→ EXERCISE TASK:
Convert the listing into a Markdown table with the columns Row and Line, one numbered row per line. Begin at the first line of the listing, stop after the line that contains "error-bar bbox=[421, 1047, 444, 1059]", and omit any blank lines.

— begin INPUT ROWS —

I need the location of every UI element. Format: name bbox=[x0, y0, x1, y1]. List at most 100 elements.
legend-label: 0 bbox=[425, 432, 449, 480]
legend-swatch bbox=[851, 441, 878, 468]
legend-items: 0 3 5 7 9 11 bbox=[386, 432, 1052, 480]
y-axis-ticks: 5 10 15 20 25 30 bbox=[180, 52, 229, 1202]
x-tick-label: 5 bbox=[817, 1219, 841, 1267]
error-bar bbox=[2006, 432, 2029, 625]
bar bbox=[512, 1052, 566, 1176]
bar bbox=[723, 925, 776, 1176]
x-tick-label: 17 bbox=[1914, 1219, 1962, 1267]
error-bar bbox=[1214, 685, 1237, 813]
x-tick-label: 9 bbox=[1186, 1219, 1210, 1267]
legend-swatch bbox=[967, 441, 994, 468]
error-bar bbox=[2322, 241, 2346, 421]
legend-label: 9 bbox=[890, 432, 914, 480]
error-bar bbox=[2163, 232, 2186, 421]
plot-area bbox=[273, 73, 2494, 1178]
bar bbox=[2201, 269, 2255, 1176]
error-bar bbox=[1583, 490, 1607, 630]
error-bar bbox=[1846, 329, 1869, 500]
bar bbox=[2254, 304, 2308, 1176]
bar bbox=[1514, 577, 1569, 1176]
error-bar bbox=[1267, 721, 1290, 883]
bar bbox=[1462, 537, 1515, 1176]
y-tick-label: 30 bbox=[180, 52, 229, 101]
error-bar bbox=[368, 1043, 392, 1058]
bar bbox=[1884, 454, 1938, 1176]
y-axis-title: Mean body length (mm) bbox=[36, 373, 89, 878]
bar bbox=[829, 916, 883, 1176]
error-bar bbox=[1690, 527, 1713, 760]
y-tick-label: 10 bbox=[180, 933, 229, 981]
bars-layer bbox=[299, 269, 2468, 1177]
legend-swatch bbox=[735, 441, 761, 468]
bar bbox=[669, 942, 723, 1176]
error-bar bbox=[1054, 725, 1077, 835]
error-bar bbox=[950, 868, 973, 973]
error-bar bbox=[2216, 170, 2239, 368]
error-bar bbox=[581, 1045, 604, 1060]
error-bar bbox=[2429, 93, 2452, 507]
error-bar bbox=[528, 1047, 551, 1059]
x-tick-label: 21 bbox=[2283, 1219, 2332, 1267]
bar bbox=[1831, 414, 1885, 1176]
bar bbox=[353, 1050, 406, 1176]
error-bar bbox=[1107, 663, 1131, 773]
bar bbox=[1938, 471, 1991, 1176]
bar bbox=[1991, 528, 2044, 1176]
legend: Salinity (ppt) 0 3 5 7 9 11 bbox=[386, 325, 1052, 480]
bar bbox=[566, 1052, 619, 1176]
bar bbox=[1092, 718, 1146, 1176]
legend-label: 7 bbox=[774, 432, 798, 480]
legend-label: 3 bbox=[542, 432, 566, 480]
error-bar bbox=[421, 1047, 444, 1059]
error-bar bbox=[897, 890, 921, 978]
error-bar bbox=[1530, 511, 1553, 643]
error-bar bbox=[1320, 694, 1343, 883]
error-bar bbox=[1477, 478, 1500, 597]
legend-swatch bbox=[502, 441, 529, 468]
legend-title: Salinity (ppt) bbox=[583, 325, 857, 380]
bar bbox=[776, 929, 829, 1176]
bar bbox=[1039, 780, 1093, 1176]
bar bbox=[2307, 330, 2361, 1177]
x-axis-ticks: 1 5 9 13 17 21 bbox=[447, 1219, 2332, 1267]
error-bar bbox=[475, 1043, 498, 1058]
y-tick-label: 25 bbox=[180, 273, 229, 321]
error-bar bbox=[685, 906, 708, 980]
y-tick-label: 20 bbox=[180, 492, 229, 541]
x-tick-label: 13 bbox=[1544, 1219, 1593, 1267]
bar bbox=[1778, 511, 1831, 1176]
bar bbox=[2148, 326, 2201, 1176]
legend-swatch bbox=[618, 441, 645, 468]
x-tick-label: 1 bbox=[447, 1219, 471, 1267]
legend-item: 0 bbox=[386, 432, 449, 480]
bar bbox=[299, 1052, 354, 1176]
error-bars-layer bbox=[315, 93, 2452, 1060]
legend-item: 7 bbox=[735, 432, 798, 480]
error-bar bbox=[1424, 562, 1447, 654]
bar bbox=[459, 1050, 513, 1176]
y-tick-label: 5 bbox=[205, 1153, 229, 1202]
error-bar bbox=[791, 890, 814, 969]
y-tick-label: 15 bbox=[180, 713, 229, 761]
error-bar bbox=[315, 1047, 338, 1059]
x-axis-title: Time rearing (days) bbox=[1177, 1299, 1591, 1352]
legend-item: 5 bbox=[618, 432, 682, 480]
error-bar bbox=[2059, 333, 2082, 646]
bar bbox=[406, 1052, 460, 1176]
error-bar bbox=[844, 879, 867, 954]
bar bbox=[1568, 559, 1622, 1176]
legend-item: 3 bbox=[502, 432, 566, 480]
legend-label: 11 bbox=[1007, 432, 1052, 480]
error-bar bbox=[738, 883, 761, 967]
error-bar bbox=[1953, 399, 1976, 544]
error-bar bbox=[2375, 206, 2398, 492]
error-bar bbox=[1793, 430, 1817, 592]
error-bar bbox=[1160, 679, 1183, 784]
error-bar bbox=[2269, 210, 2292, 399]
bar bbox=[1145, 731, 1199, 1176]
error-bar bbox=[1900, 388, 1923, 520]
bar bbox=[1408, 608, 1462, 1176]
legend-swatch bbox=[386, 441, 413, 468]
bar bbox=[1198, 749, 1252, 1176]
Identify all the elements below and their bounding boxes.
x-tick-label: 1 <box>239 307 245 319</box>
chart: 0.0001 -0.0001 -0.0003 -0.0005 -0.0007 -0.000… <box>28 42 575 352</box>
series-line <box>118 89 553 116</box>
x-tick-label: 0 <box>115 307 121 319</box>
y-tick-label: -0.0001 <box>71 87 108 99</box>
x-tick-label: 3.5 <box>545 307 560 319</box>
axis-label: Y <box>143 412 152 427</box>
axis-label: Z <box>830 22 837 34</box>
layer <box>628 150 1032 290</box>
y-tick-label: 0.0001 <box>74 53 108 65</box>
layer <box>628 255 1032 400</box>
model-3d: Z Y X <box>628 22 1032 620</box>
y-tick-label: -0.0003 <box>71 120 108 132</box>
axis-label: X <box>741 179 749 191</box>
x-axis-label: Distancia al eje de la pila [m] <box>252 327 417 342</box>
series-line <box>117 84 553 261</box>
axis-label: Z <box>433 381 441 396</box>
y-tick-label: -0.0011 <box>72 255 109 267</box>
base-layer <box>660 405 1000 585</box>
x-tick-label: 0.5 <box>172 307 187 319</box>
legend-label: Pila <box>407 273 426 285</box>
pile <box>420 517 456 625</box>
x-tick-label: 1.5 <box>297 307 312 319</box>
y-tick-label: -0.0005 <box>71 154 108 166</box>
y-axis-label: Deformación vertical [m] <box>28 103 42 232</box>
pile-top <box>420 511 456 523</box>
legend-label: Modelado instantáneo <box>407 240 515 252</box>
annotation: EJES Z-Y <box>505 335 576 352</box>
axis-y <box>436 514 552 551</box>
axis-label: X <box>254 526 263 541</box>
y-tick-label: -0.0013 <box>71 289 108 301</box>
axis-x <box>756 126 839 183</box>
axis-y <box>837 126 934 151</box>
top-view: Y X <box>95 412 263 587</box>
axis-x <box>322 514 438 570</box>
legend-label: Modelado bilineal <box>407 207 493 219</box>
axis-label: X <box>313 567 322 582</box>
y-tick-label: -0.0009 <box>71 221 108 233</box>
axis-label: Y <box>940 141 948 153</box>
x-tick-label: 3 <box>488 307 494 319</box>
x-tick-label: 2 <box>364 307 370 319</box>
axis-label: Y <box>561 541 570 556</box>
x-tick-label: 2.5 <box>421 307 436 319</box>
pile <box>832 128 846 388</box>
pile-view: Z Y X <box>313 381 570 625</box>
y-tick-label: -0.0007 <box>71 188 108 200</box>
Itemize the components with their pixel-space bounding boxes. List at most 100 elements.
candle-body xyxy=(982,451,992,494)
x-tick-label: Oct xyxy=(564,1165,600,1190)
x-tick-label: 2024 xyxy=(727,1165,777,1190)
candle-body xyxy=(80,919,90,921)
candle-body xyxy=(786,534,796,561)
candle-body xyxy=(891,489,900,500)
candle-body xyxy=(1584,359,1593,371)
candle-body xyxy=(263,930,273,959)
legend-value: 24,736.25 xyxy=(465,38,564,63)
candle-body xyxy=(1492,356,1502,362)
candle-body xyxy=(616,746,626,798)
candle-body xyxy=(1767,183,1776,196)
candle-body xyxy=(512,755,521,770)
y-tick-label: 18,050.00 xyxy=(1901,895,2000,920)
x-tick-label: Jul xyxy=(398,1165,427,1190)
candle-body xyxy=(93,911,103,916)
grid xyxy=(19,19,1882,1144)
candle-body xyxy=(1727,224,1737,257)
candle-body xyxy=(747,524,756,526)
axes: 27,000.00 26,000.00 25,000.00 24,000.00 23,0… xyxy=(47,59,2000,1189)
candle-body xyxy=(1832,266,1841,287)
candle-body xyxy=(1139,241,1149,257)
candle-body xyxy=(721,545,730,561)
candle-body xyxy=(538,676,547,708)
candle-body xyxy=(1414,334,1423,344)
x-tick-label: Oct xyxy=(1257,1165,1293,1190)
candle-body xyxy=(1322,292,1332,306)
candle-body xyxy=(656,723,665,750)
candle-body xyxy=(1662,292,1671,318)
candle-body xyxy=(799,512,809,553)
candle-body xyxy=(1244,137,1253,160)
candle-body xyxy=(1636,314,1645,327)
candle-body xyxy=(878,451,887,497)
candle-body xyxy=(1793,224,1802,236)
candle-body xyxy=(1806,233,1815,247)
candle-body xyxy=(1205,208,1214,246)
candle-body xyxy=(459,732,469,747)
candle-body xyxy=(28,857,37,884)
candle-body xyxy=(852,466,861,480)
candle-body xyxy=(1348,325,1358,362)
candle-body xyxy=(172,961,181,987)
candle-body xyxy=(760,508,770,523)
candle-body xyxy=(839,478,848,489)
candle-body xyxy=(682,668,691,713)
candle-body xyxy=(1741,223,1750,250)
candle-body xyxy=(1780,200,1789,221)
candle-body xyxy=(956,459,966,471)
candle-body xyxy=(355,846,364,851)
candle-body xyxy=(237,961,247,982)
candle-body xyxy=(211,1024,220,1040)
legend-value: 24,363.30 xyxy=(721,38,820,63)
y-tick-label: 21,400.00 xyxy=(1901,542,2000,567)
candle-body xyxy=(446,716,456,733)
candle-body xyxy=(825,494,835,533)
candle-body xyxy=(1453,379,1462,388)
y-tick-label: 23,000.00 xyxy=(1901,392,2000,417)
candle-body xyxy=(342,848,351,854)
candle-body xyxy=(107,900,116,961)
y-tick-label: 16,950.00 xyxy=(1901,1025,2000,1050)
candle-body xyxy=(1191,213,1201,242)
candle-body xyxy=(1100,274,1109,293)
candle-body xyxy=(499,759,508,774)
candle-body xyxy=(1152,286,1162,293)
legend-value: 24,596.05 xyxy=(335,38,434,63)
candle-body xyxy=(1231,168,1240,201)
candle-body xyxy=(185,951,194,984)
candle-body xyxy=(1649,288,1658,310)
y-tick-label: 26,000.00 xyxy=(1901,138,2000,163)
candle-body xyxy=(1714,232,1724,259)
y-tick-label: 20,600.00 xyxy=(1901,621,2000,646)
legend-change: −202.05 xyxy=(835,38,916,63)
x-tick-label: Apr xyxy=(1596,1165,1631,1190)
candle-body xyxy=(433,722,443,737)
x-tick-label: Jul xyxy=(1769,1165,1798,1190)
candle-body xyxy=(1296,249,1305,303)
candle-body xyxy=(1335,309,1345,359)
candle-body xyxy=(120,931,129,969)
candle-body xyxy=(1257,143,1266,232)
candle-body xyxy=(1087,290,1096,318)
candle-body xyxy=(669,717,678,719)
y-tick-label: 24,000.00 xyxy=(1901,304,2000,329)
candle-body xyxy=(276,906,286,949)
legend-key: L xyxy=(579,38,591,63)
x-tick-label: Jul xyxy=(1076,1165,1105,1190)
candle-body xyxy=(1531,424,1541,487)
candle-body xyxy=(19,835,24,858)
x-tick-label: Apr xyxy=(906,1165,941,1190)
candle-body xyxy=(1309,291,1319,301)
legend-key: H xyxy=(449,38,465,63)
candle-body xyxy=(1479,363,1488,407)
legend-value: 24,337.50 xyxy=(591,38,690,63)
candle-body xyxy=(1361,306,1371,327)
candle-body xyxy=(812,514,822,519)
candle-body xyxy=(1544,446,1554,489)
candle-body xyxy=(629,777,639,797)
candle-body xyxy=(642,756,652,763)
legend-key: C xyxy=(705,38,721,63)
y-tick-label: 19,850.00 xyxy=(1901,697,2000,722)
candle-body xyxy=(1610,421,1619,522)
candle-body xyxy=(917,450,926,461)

— end INPUT ROWS —

→ RESULT:
| Row | Line |
|---|---|
| 1 | I need the location of every UI element. Format: name bbox=[x0, y0, x1, y1]. List at most 100 elements. |
| 2 | legend-label: 0 bbox=[425, 432, 449, 480] |
| 3 | legend-swatch bbox=[851, 441, 878, 468] |
| 4 | legend-items: 0 3 5 7 9 11 bbox=[386, 432, 1052, 480] |
| 5 | y-axis-ticks: 5 10 15 20 25 30 bbox=[180, 52, 229, 1202] |
| 6 | x-tick-label: 5 bbox=[817, 1219, 841, 1267] |
| 7 | error-bar bbox=[2006, 432, 2029, 625] |
| 8 | bar bbox=[512, 1052, 566, 1176] |
| 9 | bar bbox=[723, 925, 776, 1176] |
| 10 | x-tick-label: 17 bbox=[1914, 1219, 1962, 1267] |
| 11 | error-bar bbox=[1214, 685, 1237, 813] |
| 12 | x-tick-label: 9 bbox=[1186, 1219, 1210, 1267] |
| 13 | legend-swatch bbox=[967, 441, 994, 468] |
| 14 | error-bar bbox=[2322, 241, 2346, 421] |
| 15 | legend-label: 9 bbox=[890, 432, 914, 480] |
| 16 | error-bar bbox=[2163, 232, 2186, 421] |
| 17 | plot-area bbox=[273, 73, 2494, 1178] |
| 18 | bar bbox=[2201, 269, 2255, 1176] |
| 19 | error-bar bbox=[1583, 490, 1607, 630] |
| 20 | error-bar bbox=[1846, 329, 1869, 500] |
| 21 | bar bbox=[2254, 304, 2308, 1176] |
| 22 | bar bbox=[1514, 577, 1569, 1176] |
| 23 | error-bar bbox=[1267, 721, 1290, 883] |
| 24 | bar bbox=[1462, 537, 1515, 1176] |
| 25 | y-tick-label: 30 bbox=[180, 52, 229, 101] |
| 26 | error-bar bbox=[368, 1043, 392, 1058] |
| 27 | bar bbox=[1884, 454, 1938, 1176] |
| 28 | y-axis-title: Mean body length (mm) bbox=[36, 373, 89, 878] |
| 29 | bar bbox=[829, 916, 883, 1176] |
| 30 | error-bar bbox=[1690, 527, 1713, 760] |
| 31 | y-tick-label: 10 bbox=[180, 933, 229, 981] |
| 32 | bars-layer bbox=[299, 269, 2468, 1177] |
| 33 | legend-swatch bbox=[735, 441, 761, 468] |
| 34 | bar bbox=[669, 942, 723, 1176] |
| 35 | error-bar bbox=[1054, 725, 1077, 835] |
| 36 | error-bar bbox=[950, 868, 973, 973] |
| 37 | error-bar bbox=[2216, 170, 2239, 368] |
| 38 | error-bar bbox=[581, 1045, 604, 1060] |
| 39 | error-bar bbox=[2429, 93, 2452, 507] |
| 40 | error-bar bbox=[528, 1047, 551, 1059] |
| 41 | x-tick-label: 21 bbox=[2283, 1219, 2332, 1267] |
| 42 | bar bbox=[1831, 414, 1885, 1176] |
| 43 | bar bbox=[353, 1050, 406, 1176] |
| 44 | error-bar bbox=[1107, 663, 1131, 773] |
| 45 | bar bbox=[1938, 471, 1991, 1176] |
| 46 | bar bbox=[1991, 528, 2044, 1176] |
| 47 | legend: Salinity (ppt) 0 3 5 7 9 11 bbox=[386, 325, 1052, 480] |
| 48 | bar bbox=[566, 1052, 619, 1176] |
| 49 | bar bbox=[1092, 718, 1146, 1176] |
| 50 | legend-label: 7 bbox=[774, 432, 798, 480] |
| 51 | legend-label: 3 bbox=[542, 432, 566, 480] |
| 52 | error-bar bbox=[421, 1047, 444, 1059] |